### THE TASK
Lift every line from the entries that includes the word "name".

### Dataset entries on figures

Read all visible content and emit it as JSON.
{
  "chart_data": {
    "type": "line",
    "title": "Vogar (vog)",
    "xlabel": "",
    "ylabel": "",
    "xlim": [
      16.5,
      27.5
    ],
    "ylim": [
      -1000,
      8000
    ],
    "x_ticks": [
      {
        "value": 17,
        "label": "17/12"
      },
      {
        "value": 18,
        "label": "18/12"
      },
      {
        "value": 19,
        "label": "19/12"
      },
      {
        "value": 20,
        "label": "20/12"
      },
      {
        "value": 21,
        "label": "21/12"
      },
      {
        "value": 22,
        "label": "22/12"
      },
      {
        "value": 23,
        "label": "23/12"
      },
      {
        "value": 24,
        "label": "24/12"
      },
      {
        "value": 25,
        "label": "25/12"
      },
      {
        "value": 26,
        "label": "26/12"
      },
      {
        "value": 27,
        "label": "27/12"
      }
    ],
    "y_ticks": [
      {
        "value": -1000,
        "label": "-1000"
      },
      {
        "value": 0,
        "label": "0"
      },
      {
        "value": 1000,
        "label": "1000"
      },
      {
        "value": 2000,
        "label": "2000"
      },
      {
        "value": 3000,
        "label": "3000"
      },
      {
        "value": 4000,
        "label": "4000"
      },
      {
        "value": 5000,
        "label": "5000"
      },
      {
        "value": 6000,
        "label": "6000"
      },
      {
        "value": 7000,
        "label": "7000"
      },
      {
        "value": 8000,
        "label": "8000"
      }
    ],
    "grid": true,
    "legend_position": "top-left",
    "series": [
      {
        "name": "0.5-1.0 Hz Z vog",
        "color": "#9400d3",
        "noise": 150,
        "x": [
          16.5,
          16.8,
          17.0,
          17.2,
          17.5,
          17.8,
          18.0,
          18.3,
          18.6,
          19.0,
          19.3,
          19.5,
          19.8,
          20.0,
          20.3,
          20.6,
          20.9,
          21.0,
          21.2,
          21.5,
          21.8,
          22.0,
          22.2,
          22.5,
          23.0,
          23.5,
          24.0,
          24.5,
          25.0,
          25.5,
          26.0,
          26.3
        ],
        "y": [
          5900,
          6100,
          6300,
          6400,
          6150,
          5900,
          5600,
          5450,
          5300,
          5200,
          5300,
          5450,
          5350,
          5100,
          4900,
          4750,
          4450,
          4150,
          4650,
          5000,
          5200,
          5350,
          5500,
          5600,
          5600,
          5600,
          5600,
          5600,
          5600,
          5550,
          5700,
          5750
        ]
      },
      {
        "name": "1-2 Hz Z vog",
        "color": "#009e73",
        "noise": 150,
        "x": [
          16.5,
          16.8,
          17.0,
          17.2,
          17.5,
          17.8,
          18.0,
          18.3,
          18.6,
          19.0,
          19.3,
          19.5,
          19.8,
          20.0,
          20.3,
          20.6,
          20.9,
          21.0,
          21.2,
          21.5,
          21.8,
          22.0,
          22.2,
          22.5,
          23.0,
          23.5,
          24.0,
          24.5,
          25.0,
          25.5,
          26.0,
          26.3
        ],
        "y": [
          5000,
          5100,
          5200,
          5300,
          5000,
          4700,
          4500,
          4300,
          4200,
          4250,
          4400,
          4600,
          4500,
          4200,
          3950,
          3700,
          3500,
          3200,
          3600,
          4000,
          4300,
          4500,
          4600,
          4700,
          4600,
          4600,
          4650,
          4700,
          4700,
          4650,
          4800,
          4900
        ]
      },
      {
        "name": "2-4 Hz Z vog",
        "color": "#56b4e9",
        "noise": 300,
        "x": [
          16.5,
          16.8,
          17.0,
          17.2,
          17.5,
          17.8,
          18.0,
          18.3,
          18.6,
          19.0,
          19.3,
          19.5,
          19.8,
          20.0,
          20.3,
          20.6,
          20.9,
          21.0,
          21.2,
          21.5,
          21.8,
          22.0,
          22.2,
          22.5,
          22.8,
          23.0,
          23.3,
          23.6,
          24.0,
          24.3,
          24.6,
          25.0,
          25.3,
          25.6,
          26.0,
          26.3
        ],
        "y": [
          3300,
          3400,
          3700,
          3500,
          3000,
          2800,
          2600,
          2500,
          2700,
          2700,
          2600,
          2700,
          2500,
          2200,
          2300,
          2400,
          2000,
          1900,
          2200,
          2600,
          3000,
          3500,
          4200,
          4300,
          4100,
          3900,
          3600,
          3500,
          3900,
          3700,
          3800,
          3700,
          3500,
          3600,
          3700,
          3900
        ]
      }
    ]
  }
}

### OUTPUT OF THE TASK
        "name": "0.5-1.0 Hz Z vog",
        "name": "1-2 Hz Z vog",
        "name": "2-4 Hz Z vog",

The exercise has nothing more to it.